◆ Exercise input ◆
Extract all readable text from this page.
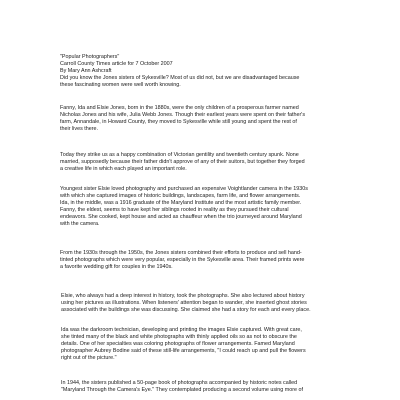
"Popular Photographers"
Carroll County Times article for 7 October 2007
By Mary Ann Ashcraft
Did you know the Jones sisters of Sykesville? Most of us did not, but we are disadvantaged because
these fascinating women were well worth knowing.
Fanny, Ida and Elsie Jones, born in the 1880s, were the only children of a prosperous farmer named
Nicholas Jones and his wife, Julia Webb Jones. Though their earliest years were spent on their father's
farm, Annandale, in Howard County, they moved to Sykesville while still young and spent the rest of
their lives there.
Today they strike us as a happy combination of Victorian gentility and twentieth century spunk. None
married, supposedly because their father didn't approve of any of their suitors, but together they forged
a creative life in which each played an important role.
Youngest sister Elsie loved photography and purchased an expensive Voightlander camera in the 1930s
with which she captured images of historic buildings, landscapes, farm life, and flower arrangements.
Ida, in the middle, was a 1916 graduate of the Maryland Institute and the most artistic family member.
Fanny, the eldest, seems to have kept her siblings rooted in reality as they pursued their cultural
endeavors. She cooked, kept house and acted as chauffeur when the trio journeyed around Maryland
with the camera.
From the 1930s through the 1950s, the Jones sisters combined their efforts to produce and sell hand-
tinted photographs which were very popular, especially in the Sykesville area. Their framed prints were
a favorite wedding gift for couples in the 1940s.
Elsie, who always had a deep interest in history, took the photographs. She also lectured about history
using her pictures as illustrations. When listeners' attention began to wander, she inserted ghost stories
associated with the buildings she was discussing. She claimed she had a story for each and every place.
Ida was the darkroom technician, developing and printing the images Elsie captured. With great care,
she tinted many of the black and white photographs with thinly applied oils so as not to obscure the
details. One of her specialties was coloring photographs of flower arrangements. Famed Maryland
photographer Aubrey Bodine said of these still-life arrangements, "I could reach up and pull the flowers
right out of the picture."
In 1944, the sisters published a 50-page book of photographs accompanied by historic notes called
"Maryland Through the Camera's Eye." They contemplated producing a second volume using more of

◆ Task prompt ◆
Retype the listing exactly. Pictures do not belong in the copy.

◆ Complete answer ◆
Extract all readable text from this page.
"Popular Photographers"
Carroll County Times article for 7 October 2007
By Mary Ann Ashcraft
Did you know the Jones sisters of Sykesville? Most of us did not, but we are disadvantaged because
these fascinating women were well worth knowing.
Fanny, Ida and Elsie Jones, born in the 1880s, were the only children of a prosperous farmer named
Nicholas Jones and his wife, Julia Webb Jones. Though their earliest years were spent on their father's
farm, Annandale, in Howard County, they moved to Sykesville while still young and spent the rest of
their lives there.
Today they strike us as a happy combination of Victorian gentility and twentieth century spunk. None
married, supposedly because their father didn't approve of any of their suitors, but together they forged
a creative life in which each played an important role.
Youngest sister Elsie loved photography and purchased an expensive Voightlander camera in the 1930s
with which she captured images of historic buildings, landscapes, farm life, and flower arrangements.
Ida, in the middle, was a 1916 graduate of the Maryland Institute and the most artistic family member.
Fanny, the eldest, seems to have kept her siblings rooted in reality as they pursued their cultural
endeavors. She cooked, kept house and acted as chauffeur when the trio journeyed around Maryland
with the camera.
From the 1930s through the 1950s, the Jones sisters combined their efforts to produce and sell hand-
tinted photographs which were very popular, especially in the Sykesville area. Their framed prints were
a favorite wedding gift for couples in the 1940s.
Elsie, who always had a deep interest in history, took the photographs. She also lectured about history
using her pictures as illustrations. When listeners' attention began to wander, she inserted ghost stories
associated with the buildings she was discussing. She claimed she had a story for each and every place.
Ida was the darkroom technician, developing and printing the images Elsie captured. With great care,
she tinted many of the black and white photographs with thinly applied oils so as not to obscure the
details. One of her specialties was coloring photographs of flower arrangements. Famed Maryland
photographer Aubrey Bodine said of these still-life arrangements, "I could reach up and pull the flowers
right out of the picture."
In 1944, the sisters published a 50-page book of photographs accompanied by historic notes called
"Maryland Through the Camera's Eye." They contemplated producing a second volume using more of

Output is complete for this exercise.